SET EXERCISE »
Copy all lines that contain the word "SDTVAR".
○ ○ ○ ○ ○
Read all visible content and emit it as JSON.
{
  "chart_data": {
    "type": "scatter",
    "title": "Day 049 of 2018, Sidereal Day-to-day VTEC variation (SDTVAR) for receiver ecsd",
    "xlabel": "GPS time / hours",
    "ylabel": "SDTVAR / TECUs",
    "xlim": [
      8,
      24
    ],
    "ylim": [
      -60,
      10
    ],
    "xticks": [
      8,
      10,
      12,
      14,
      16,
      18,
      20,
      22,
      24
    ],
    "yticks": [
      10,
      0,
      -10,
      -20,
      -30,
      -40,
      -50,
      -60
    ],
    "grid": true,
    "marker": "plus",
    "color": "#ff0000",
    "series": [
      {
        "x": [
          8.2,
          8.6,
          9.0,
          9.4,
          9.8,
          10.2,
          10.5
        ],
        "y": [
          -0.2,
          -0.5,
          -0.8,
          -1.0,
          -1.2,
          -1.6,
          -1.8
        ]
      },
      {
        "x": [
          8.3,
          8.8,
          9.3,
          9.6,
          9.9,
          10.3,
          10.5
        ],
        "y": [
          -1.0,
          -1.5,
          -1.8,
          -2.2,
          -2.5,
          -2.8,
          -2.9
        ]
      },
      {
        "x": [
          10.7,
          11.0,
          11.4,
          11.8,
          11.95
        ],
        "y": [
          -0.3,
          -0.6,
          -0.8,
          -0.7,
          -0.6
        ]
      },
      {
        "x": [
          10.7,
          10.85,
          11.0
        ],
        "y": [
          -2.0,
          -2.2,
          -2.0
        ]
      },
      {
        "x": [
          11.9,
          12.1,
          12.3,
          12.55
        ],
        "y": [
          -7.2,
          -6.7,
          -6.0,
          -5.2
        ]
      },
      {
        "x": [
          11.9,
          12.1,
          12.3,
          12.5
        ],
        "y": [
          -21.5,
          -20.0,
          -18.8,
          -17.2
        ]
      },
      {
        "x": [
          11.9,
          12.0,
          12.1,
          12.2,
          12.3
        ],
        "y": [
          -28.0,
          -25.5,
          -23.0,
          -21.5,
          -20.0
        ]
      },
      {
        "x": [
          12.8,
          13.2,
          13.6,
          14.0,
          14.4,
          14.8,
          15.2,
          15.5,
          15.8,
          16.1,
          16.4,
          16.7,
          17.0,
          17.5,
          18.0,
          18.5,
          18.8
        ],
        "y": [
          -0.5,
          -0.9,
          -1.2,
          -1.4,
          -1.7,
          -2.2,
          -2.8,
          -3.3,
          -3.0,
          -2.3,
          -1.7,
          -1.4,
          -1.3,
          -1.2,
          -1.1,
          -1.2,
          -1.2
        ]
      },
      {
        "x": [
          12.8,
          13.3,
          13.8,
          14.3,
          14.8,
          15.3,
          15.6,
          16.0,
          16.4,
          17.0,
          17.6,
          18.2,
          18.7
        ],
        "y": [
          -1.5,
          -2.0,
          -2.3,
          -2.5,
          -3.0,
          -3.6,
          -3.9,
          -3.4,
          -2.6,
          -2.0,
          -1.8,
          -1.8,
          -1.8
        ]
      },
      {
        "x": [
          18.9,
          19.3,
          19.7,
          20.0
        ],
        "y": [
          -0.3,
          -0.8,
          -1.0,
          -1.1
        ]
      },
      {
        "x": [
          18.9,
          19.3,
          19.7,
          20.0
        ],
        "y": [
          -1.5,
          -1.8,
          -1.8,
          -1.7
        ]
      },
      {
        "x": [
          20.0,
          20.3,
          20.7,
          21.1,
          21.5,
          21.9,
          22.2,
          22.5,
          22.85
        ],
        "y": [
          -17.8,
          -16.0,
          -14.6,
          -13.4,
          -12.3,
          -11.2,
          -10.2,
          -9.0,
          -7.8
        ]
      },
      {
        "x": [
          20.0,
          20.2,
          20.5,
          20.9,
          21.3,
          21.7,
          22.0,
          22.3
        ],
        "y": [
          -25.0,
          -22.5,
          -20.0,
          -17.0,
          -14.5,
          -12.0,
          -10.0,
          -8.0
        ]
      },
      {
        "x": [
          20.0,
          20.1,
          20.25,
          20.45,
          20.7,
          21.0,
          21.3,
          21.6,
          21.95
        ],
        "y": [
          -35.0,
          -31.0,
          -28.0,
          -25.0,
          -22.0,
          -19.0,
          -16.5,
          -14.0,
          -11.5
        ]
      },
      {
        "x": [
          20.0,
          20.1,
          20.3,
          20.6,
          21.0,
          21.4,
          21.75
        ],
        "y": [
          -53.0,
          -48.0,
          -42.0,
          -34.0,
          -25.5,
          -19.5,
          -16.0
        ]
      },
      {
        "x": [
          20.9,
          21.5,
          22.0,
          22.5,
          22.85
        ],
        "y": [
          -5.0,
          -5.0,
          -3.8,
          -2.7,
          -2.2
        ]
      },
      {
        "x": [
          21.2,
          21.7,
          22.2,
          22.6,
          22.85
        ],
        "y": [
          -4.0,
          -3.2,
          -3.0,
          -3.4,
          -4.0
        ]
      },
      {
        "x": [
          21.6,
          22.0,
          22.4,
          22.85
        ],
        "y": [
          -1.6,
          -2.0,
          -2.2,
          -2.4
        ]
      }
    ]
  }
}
○ ○ ○ ○ ○
ANSWER TO THIS EXERCISE »
    "title": "Day 049 of 2018, Sidereal Day-to-day VTEC variation (SDTVAR) for receiver ecsd",
    "ylabel": "SDTVAR / TECUs",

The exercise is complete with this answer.